Aim:
Locate the line containing "Read out every word on this page." in the material below; repeat it and every line after it, exactly as written.

Material for this task:
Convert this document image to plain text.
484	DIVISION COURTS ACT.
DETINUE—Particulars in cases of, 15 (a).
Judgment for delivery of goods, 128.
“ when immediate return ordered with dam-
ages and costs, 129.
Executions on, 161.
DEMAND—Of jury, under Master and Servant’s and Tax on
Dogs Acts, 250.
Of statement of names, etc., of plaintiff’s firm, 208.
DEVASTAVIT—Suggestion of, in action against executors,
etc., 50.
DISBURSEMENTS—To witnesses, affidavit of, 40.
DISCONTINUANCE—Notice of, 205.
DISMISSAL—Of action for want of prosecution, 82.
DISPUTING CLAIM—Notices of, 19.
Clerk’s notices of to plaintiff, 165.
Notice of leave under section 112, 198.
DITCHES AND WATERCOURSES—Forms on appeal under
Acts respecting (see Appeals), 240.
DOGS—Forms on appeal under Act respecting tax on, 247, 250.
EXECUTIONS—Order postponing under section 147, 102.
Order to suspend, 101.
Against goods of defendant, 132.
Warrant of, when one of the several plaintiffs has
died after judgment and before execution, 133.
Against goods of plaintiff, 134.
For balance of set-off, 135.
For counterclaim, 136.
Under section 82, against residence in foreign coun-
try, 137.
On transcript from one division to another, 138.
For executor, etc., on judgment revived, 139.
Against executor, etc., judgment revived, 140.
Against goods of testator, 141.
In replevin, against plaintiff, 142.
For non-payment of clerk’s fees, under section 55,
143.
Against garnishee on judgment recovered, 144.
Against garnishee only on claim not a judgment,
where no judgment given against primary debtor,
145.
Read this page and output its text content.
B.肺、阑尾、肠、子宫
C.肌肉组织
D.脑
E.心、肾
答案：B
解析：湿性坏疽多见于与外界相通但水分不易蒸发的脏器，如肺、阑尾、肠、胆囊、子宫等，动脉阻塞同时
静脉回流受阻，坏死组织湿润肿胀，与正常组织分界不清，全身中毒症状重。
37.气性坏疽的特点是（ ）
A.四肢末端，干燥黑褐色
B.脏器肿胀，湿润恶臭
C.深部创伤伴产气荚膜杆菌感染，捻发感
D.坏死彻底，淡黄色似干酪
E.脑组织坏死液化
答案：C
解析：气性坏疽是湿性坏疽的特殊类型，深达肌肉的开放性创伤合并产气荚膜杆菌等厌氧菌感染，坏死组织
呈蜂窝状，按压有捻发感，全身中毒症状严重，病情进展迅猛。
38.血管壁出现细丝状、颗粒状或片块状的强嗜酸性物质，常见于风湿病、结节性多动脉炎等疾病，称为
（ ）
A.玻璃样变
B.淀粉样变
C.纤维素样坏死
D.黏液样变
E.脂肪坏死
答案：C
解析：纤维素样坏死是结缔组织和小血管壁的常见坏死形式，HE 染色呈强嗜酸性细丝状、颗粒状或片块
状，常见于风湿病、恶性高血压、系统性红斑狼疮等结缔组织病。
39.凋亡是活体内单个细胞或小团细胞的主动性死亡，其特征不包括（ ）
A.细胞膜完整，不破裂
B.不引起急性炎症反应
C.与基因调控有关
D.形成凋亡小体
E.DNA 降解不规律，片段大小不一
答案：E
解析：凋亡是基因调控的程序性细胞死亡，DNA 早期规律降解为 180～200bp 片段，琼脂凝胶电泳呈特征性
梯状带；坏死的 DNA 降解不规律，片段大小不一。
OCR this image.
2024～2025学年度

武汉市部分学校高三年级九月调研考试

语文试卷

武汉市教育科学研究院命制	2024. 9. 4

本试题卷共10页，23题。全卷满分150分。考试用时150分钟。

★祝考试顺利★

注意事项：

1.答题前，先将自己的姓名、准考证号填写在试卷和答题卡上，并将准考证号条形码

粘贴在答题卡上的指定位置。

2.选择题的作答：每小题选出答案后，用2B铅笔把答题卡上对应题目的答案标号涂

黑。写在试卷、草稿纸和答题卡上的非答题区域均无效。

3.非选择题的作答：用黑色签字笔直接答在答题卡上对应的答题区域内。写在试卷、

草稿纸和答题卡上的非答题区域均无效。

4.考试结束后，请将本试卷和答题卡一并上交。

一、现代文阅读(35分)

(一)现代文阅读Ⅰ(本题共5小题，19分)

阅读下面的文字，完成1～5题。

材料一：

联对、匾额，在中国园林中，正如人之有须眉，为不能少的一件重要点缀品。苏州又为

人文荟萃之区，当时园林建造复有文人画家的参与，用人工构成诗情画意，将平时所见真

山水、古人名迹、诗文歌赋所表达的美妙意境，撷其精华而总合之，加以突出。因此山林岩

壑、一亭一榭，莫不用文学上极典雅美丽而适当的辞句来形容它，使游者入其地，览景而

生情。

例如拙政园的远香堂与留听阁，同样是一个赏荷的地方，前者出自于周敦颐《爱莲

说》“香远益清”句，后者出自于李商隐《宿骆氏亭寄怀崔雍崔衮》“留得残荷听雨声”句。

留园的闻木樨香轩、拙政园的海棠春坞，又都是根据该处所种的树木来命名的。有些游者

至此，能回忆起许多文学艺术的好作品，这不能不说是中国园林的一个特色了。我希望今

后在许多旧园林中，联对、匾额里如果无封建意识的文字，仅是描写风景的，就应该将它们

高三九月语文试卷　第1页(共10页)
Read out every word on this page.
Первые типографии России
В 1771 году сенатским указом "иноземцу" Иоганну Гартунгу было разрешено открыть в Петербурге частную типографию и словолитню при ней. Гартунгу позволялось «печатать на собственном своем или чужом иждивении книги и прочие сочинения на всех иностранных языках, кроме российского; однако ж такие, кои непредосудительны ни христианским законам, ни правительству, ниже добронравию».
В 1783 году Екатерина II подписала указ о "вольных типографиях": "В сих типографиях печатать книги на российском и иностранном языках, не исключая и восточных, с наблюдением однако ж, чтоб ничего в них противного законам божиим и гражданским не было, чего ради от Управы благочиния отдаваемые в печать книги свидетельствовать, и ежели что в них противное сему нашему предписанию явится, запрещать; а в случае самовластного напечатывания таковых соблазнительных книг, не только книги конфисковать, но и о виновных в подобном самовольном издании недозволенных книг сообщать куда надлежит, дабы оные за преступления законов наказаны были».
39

Completed exercise:
Read out every word on this page.
Первые типографии России
В 1771 году сенатским указом "иноземцу" Иоганну Гартунгу было разрешено открыть в Петербурге частную типографию и словолитню при ней. Гартунгу позволялось «печатать на собственном своем или чужом иждивении книги и прочие сочинения на всех иностранных языках, кроме российского; однако ж такие, кои непредосудительны ни христианским законам, ни правительству, ниже добронравию».
В 1783 году Екатерина II подписала указ о "вольных типографиях": "В сих типографиях печатать книги на российском и иностранном языках, не исключая и восточных, с наблюдением однако ж, чтоб ничего в них противного законам божиим и гражданским не было, чего ради от Управы благочиния отдаваемые в печать книги свидетельствовать, и ежели что в них противное сему нашему предписанию явится, запрещать; а в случае самовластного напечатывания таковых соблазнительных книг, не только книги конфисковать, но и о виновных в подобном самовольном издании недозволенных книг сообщать куда надлежит, дабы оные за преступления законов наказаны были».
39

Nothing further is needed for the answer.